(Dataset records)
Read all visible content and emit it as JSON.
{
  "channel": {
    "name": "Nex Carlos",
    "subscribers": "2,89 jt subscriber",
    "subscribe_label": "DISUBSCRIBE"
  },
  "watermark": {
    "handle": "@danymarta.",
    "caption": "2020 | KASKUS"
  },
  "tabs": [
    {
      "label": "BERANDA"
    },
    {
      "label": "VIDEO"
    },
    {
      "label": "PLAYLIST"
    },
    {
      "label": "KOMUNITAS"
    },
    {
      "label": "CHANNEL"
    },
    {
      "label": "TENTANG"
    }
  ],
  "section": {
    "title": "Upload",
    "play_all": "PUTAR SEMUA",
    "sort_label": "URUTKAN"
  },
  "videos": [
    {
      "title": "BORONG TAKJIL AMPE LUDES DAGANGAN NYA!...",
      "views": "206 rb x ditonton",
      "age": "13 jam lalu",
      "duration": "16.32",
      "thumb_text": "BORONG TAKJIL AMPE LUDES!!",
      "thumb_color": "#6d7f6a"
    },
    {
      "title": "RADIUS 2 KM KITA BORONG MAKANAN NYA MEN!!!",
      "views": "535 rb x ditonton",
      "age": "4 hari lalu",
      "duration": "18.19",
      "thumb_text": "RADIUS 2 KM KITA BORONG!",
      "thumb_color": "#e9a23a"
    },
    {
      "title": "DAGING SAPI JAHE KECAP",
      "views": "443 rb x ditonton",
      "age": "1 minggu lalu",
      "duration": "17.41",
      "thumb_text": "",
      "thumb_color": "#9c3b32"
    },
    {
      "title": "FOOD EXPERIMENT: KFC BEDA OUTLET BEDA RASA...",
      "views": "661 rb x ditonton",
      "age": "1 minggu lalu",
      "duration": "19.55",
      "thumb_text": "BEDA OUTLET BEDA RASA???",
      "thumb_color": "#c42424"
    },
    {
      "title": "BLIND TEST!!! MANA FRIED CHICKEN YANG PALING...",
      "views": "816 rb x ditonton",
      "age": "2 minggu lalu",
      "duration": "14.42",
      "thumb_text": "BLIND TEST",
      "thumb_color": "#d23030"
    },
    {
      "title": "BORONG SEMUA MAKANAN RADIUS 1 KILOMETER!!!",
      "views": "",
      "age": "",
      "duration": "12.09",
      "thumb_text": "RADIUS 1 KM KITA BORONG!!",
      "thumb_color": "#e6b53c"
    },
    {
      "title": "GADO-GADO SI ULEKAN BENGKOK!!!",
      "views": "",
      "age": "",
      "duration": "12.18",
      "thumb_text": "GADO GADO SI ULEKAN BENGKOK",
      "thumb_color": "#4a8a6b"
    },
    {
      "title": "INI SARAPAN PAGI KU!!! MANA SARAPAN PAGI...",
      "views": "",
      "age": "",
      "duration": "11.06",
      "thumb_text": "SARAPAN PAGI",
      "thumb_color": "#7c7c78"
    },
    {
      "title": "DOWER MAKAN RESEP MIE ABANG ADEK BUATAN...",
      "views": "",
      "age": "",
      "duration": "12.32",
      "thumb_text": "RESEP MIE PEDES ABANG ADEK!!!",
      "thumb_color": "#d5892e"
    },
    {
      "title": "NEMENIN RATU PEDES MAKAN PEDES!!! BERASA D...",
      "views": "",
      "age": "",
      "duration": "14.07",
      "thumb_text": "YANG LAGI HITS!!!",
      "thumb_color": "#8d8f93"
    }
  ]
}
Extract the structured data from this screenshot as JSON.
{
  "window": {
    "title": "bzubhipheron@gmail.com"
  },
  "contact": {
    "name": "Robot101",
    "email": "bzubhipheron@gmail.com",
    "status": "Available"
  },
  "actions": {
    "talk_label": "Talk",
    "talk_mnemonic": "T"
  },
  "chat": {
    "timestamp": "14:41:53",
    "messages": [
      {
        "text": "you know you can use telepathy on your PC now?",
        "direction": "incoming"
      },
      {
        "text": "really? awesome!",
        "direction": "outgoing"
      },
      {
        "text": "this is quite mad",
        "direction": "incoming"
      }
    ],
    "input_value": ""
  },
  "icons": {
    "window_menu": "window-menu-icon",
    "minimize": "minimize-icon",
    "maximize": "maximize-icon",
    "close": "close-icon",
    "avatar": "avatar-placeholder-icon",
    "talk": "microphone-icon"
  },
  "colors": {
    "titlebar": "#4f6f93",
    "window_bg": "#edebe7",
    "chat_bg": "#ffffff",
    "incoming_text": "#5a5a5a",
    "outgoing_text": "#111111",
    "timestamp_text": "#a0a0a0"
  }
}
---
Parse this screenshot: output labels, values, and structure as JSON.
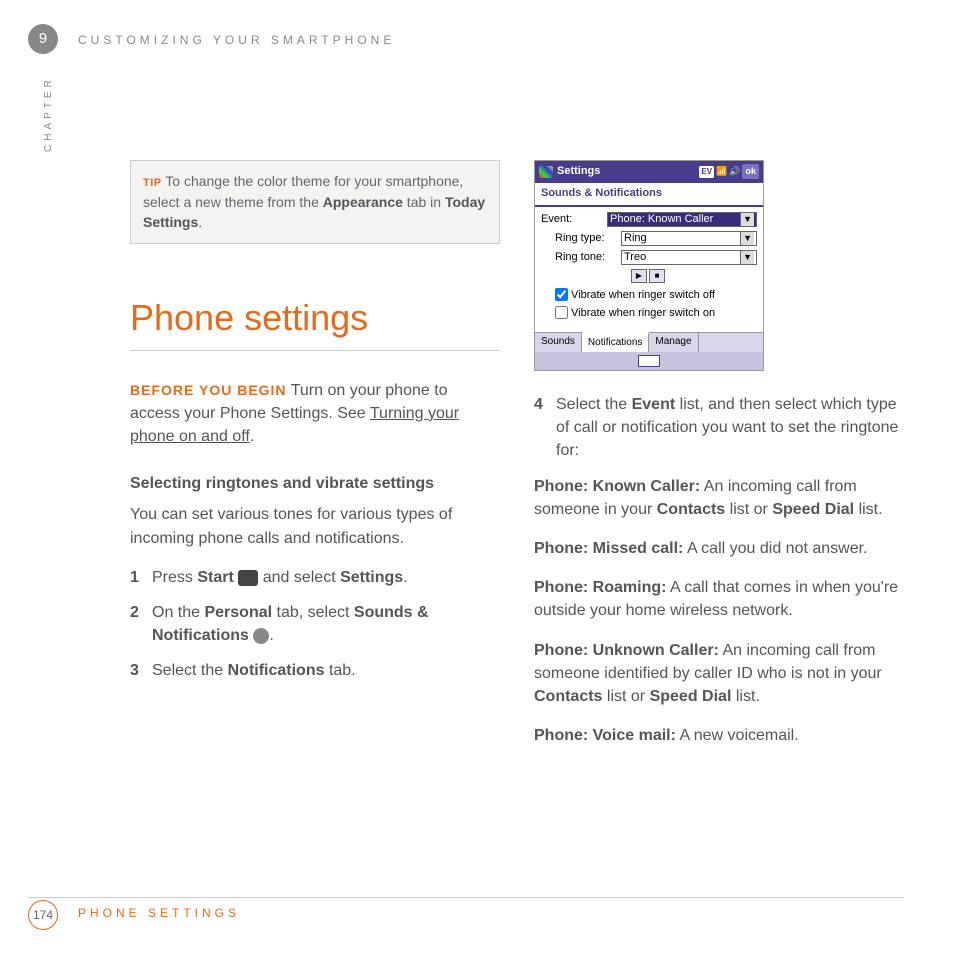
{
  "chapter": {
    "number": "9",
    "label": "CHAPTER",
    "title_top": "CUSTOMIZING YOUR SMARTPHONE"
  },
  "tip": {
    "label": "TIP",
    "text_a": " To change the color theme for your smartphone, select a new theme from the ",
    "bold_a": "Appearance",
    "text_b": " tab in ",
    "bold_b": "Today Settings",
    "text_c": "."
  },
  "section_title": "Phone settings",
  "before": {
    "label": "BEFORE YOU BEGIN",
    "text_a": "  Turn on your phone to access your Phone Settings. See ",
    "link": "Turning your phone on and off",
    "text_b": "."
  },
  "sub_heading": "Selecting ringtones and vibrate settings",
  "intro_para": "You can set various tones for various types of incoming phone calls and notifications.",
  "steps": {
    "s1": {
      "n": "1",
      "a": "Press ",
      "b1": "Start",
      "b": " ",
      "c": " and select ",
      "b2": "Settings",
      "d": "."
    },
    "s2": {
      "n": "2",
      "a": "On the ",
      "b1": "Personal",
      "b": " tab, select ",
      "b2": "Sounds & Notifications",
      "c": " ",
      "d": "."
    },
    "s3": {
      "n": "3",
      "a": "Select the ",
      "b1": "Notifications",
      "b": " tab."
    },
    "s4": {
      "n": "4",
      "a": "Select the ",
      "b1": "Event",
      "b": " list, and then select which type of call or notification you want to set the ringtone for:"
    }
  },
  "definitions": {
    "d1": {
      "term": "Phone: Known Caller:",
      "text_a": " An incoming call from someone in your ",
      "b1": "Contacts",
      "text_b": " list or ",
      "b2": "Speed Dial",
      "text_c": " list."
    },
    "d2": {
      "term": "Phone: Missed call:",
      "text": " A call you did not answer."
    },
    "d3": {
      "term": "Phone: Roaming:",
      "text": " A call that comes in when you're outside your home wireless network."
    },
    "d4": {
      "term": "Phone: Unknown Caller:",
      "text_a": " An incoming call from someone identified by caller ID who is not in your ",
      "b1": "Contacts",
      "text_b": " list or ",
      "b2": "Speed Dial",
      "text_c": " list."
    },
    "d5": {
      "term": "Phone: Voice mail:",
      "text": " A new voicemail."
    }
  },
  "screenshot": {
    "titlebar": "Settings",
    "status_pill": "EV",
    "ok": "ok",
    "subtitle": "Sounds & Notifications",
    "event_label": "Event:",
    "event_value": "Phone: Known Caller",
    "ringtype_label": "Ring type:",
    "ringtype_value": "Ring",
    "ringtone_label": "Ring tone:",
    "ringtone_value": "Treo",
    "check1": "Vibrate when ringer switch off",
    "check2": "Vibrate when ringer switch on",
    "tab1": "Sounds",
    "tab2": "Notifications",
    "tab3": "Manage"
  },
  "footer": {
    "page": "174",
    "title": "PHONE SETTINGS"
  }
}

■ TASK DIRECTIONS
Examine the records and pull out every line where the string "duration" occurs.

■ FINAL RESULT
      "duration": "16.32",
      "duration": "18.19",
      "duration": "17.41",
      "duration": "19.55",
      "duration": "14.42",
      "duration": "12.09",
      "duration": "12.18",
      "duration": "11.06",
      "duration": "12.32",
      "duration": "14.07",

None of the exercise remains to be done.